EXERCISE INSTRUCTIONS:
Across the material below, how many lines contain the word "reduce"? Give only the number.

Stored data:

§

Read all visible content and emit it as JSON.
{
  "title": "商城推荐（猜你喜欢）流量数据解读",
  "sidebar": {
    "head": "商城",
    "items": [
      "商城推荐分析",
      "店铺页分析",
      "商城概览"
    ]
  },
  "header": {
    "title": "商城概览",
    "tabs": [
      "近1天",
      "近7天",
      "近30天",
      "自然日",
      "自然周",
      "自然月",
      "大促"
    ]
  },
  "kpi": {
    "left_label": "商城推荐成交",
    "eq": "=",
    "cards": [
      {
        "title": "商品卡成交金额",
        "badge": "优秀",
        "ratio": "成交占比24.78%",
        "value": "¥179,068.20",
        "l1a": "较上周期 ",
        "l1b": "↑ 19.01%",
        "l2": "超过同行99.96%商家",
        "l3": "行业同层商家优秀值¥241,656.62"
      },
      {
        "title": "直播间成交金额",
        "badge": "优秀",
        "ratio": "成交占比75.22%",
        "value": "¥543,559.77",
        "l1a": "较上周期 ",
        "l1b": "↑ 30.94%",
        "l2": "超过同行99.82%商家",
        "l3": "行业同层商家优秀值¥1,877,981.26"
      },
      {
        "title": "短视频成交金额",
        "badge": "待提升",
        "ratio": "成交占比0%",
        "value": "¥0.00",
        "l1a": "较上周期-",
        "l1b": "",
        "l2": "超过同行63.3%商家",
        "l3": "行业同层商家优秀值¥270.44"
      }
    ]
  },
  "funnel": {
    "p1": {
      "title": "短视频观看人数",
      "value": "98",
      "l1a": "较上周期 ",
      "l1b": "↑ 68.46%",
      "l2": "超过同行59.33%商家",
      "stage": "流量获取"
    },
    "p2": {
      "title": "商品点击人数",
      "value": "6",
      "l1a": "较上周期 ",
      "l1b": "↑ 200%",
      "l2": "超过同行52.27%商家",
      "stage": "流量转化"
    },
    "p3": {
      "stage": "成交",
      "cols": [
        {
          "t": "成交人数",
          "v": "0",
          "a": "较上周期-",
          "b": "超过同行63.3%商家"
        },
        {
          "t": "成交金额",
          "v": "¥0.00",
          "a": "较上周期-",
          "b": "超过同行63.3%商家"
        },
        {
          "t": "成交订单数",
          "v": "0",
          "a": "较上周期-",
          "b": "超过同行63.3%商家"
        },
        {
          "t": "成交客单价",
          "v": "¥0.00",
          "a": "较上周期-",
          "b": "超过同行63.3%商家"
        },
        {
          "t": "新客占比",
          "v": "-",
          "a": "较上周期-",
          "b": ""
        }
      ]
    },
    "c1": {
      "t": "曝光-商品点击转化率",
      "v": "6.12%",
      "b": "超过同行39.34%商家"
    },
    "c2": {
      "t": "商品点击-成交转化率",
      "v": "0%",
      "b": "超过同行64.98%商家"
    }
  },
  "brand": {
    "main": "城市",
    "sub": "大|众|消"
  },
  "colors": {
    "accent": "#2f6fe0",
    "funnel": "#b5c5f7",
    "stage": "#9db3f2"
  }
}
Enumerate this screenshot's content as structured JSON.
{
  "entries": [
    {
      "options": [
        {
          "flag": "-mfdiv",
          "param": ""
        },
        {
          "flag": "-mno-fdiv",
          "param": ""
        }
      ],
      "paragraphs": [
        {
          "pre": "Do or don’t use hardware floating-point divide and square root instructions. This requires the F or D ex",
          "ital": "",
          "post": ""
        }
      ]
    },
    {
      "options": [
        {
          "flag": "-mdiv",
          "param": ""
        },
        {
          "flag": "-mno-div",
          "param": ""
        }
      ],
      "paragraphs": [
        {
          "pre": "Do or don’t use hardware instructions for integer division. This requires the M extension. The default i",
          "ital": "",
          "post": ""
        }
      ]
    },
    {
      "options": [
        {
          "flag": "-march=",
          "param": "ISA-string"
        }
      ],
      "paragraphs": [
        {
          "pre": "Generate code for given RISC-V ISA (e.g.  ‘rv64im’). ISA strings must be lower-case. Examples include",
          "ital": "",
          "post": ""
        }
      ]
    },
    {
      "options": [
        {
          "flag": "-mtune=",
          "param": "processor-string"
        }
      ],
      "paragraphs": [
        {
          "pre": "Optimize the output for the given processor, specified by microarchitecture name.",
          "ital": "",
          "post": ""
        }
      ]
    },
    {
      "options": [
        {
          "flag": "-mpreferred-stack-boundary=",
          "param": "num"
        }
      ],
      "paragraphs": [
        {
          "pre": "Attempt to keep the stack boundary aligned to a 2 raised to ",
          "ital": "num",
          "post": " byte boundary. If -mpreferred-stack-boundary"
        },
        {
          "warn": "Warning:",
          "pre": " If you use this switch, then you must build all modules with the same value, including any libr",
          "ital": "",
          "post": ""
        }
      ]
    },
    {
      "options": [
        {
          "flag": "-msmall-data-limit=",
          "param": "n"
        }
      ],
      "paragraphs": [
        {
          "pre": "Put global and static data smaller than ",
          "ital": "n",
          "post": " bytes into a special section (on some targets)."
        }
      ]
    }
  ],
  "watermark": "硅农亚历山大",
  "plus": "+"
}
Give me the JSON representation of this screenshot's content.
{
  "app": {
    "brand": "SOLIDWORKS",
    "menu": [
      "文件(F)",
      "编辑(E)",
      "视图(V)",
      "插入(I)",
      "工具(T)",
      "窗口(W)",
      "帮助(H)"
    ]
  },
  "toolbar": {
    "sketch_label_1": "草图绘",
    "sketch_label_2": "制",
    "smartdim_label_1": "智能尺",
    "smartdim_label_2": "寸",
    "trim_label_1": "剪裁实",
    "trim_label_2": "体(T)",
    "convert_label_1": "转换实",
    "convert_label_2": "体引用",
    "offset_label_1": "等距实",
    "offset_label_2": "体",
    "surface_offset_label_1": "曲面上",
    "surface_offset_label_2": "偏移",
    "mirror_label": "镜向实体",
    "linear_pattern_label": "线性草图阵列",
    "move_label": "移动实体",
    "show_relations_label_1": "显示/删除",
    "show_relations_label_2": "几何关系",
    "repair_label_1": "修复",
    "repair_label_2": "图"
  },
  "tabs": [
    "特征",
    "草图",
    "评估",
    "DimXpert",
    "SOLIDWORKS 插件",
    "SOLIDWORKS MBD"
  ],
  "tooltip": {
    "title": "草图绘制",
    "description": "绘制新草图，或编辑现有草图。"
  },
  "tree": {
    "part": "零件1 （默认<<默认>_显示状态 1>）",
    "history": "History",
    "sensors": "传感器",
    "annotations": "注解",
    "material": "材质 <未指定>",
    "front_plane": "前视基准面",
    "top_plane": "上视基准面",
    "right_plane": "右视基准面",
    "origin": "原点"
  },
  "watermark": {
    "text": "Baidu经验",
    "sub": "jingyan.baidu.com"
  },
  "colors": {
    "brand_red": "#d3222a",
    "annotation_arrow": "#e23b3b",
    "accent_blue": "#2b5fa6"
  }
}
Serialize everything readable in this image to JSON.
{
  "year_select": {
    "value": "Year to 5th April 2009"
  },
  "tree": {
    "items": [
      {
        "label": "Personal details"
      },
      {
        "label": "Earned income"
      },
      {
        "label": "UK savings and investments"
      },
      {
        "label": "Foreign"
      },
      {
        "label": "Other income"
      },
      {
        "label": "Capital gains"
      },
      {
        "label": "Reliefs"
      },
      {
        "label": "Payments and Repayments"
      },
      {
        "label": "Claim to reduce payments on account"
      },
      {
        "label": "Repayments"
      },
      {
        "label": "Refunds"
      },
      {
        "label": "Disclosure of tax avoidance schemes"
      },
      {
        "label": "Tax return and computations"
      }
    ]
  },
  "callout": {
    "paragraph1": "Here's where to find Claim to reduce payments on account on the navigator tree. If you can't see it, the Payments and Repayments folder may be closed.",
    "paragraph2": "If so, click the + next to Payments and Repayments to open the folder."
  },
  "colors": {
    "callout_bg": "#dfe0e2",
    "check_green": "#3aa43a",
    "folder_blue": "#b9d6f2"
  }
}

§

RESPONSE TO THIS EXERCISE:
2